# Objective
Where a line holds the word "защита", copy that line.

# Entries provided
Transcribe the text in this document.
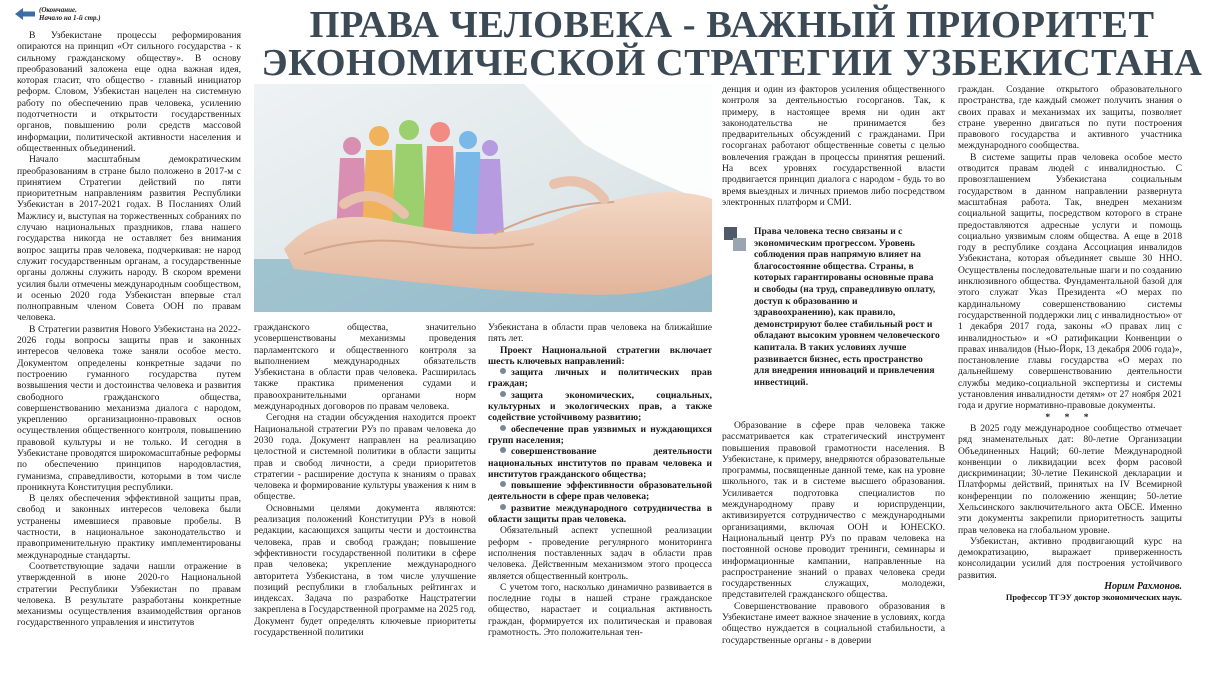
(Окончание.
Начало на 1-й стр.)	ПРАВА ЧЕЛОВЕКА - ВАЖНЫЙ ПРИОРИТЕТ
ЭКОНОМИЧЕСКОЙ СТРАТЕГИИ УЗБЕКИСТАНА

В Узбекистане процессы реформирования опираются на принцип «От сильного государства - к сильному гражданскому обществу». В основу преобразований заложена еще одна важная идея, которая гласит, что общество - главный инициатор реформ. Словом, Узбекистан нацелен на системную работу по обеспечению прав человека, усилению подотчетности и открытости государственных органов, повышению роли средств массовой информации, политической активности населения и общественных объединений.

Начало масштабным демократическим преобразованиям в стране было положено в 2017-м с принятием Стратегии действий по пяти приоритетным направлениям развития Республики Узбекистан в 2017-2021 годах. В Посланиях Олий Мажлису и, выступая на торжественных собраниях по случаю национальных праздников, глава нашего государства никогда не оставляет без внимания вопрос защиты прав человека, подчеркивая: не народ служит государственным органам, а государственные органы должны служить народу. В скором времени усилия были отмечены международным сообществом, и осенью 2020 года Узбекистан впервые стал полноправным членом Совета ООН по правам человека.

В Стратегии развития Нового Узбекистана на 2022-2026 годы вопросы защиты прав и законных интересов человека тоже заняли особое место. Документом определены конкретные задачи по построению гуманного государства путем возвышения чести и достоинства человека и развития свободного гражданского общества, совершенствованию механизма диалога с народом, укреплению организационно-правовых основ осуществления общественного контроля, повышению правовой культуры и не только. И сегодня в Узбекистане проводятся широкомасштабные реформы по обеспечению принципов народовластия, гуманизма, справедливости, которыми в том числе проникнута Конституция республики.

В целях обеспечения эффективной защиты прав, свобод и законных интересов человека были устранены имевшиеся правовые пробелы. В частности, в национальное законодательство и правоприменительную практику имплементированы международные стандарты.

Соответствующие задачи нашли отражение в утвержденной в июне 2020-го Национальной стратегии Республики Узбекистан по правам человека. В результате разработаны конкретные механизмы осуществления взаимодействия органов государственного управления и институтов

гражданского общества, значительно усовершенствованы механизмы проведения парламентского и общественного контроля за выполнением международных обязательств Узбекистана в области прав человека. Расширилась также практика применения судами и правоохранительными органами норм международных договоров по правам человека.

Сегодня на стадии обсуждения находится проект Национальной стратегии РУз по правам человека до 2030 года. Документ направлен на реализацию целостной и системной политики в области защиты прав и свобод личности, а среди приоритетов стратегии - расширение доступа к знаниям о правах человека и формирование культуры уважения к ним в обществе.

Основными целями документа являются: реализация положений Конституции РУз в новой редакции, касающихся защиты чести и достоинства человека, прав и свобод граждан; повышение эффективности государственной политики в сфере прав человека; укрепление международного авторитета Узбекистана, в том числе улучшение позиций республики в глобальных рейтингах и индексах. Задача по разработке Нацстратегии закреплена в Государственной программе на 2025 год. Документ будет определять ключевые приоритеты государственной политики

Узбекистана в области прав человека на ближайшие пять лет.

Проект Национальной стратегии включает шесть ключевых направлений:

защита личных и политических прав граждан;

защита экономических, социальных, культурных и экологических прав, а также содействие устойчивому развитию;

обеспечение прав уязвимых и нуждающихся групп населения;

совершенствование деятельности национальных институтов по правам человека и институтов гражданского общества;

повышение эффективности образовательной деятельности в сфере прав человека;

развитие международного сотрудничества в области защиты прав человека.

Обязательный аспект успешной реализации реформ - проведение регулярного мониторинга исполнения поставленных задач в области прав человека. Действенным механизмом этого процесса является общественный контроль.

С учетом того, насколько динамично развивается в последние годы в нашей стране гражданское общество, нарастает и социальная активность граждан, формируется их политическая и правовая грамотность. Это положительная тен-

денция и один из факторов усиления общественного контроля за деятельностью госорганов. Так, к примеру, в настоящее время ни один акт законодательства не принимается без предварительных обсуждений с гражданами. При госорганах работают общественные советы с целью вовлечения граждан в процессы принятия решений. На всех уровнях государственной власти продвигается принцип диалога с народом - будь то во время выездных и личных приемов либо посредством электронных платформ и СМИ.

Права человека тесно связаны и с экономическим прогрессом. Уровень соблюдения прав напрямую влияет на благосостояние общества. Страны, в которых гарантированы основные права и свободы (на труд, справедливую оплату, доступ к образованию и здравоохранению), как правило, демонстрируют более стабильный рост и обладают высоким уровнем человеческого капитала. В таких условиях лучше развивается бизнес, есть пространство для внедрения инноваций и привлечения инвестиций.

Образование в сфере прав человека также рассматривается как стратегический инструмент повышения правовой грамотности населения. В Узбекистане, к примеру, внедряются образовательные программы, посвященные данной теме, как на уровне школьного, так и в системе высшего образования. Усиливается подготовка специалистов по международному праву и юриспруденции, активизируется сотрудничество с международными организациями, включая ООН и ЮНЕСКО. Национальный центр РУз по правам человека на постоянной основе проводит тренинги, семинары и информационные кампании, направленные на распространение знаний о правах человека среди государственных служащих, молодежи, представителей гражданского общества.

Совершенствование правового образования в Узбекистане имеет важное значение в условиях, когда общество нуждается в социальной стабильности, а государственные органы - в доверии

граждан. Создание открытого образовательного пространства, где каждый сможет получить знания о своих правах и механизмах их защиты, позволяет стране уверенно двигаться по пути построения правового государства и активного участника международного сообщества.

В системе защиты прав человека особое место отводится правам людей с инвалидностью. С провозглашением Узбекистана социальным государством в данном направлении развернута масштабная работа. Так, внедрен механизм социальной защиты, посредством которого в стране предоставляются адресные услуги и помощь социально уязвимым слоям общества. А еще в 2018 году в республике создана Ассоциация инвалидов Узбекистана, которая объединяет свыше 30 ННО. Осуществлены последовательные шаги и по созданию инклюзивного общества. Фундаментальной базой для этого служат Указ Президента «О мерах по кардинальному совершенствованию системы государственной поддержки лиц с инвалидностью» от 1 декабря 2017 года, законы «О правах лиц с инвалидностью» и «О ратификации Конвенции о правах инвалидов (Нью-Йорк, 13 декабря 2006 года)», постановление главы государства «О мерах по дальнейшему совершенствованию деятельности службы медико-социальной экспертизы и системы установления инвалидности детям» от 27 ноября 2021 года и другие нормативно-правовые документы.

* * *

В 2025 году международное сообщество отмечает ряд знаменательных дат: 80-летие Организации Объединенных Наций; 60-летие Международной конвенции о ликвидации всех форм расовой дискриминации; 30-летие Пекинской декларации и Платформы действий, принятых на IV Всемирной конференции по положению женщин; 50-летие Хельсинского заключительного акта ОБСЕ. Именно эти документы закрепили приоритетность защиты прав человека на глобальном уровне.

Узбекистан, активно продвигающий курс на демократизацию, выражает приверженность консолидации усилий для построения устойчивого развития.

Норим Рахмонов.
Профессор ТГЭУ доктор экономических наук.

# Task result
защита личных и политических прав граждан;
защита экономических, социальных, культурных и экологических прав, а также содействие устойчивому развитию;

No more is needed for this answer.